Material for the task |
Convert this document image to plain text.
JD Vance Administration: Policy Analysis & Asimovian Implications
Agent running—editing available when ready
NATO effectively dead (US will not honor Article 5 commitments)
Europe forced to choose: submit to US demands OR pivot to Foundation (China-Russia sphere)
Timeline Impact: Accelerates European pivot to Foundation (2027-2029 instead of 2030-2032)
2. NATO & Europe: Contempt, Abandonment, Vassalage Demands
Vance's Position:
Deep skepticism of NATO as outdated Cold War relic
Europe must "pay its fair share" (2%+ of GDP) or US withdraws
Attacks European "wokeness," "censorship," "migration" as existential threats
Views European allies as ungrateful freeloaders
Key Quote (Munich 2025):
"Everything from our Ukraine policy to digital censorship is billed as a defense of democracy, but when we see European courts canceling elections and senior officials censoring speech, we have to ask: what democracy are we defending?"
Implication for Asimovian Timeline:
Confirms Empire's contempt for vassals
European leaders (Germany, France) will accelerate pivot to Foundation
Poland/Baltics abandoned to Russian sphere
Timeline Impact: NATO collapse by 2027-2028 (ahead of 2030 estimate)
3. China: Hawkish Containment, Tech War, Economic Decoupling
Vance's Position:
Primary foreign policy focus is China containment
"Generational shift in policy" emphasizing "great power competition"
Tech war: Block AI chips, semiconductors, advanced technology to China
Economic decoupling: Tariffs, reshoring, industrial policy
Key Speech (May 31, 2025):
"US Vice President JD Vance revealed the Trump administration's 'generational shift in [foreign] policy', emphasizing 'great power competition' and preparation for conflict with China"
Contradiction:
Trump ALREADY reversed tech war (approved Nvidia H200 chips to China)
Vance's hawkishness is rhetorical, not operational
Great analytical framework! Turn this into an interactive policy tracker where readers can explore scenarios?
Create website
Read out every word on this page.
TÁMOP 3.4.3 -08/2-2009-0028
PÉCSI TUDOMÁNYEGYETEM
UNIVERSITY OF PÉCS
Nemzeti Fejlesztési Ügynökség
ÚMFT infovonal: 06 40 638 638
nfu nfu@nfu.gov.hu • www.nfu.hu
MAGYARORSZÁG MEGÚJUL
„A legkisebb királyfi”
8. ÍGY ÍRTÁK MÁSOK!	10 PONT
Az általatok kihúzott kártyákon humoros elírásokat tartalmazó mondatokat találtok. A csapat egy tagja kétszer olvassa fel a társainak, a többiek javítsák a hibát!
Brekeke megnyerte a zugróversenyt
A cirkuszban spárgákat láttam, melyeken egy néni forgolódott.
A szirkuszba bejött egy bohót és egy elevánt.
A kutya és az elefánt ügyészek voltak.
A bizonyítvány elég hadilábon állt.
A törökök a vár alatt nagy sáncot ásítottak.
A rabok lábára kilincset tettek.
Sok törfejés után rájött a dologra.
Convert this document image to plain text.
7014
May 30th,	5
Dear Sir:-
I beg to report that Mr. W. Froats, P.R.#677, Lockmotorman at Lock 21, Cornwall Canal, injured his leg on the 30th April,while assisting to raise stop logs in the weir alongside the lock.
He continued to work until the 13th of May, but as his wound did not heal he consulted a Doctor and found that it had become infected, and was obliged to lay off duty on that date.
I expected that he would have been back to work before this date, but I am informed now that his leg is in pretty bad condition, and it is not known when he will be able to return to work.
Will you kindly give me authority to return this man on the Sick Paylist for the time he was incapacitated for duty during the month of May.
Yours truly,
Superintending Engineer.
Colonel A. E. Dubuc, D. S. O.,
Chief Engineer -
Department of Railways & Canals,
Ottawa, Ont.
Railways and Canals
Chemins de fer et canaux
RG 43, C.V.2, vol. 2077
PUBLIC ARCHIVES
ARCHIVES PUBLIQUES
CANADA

Written exercise | State the count of lines that contain the string "duty". Nothing else is needed.

Answer for this exercise | 2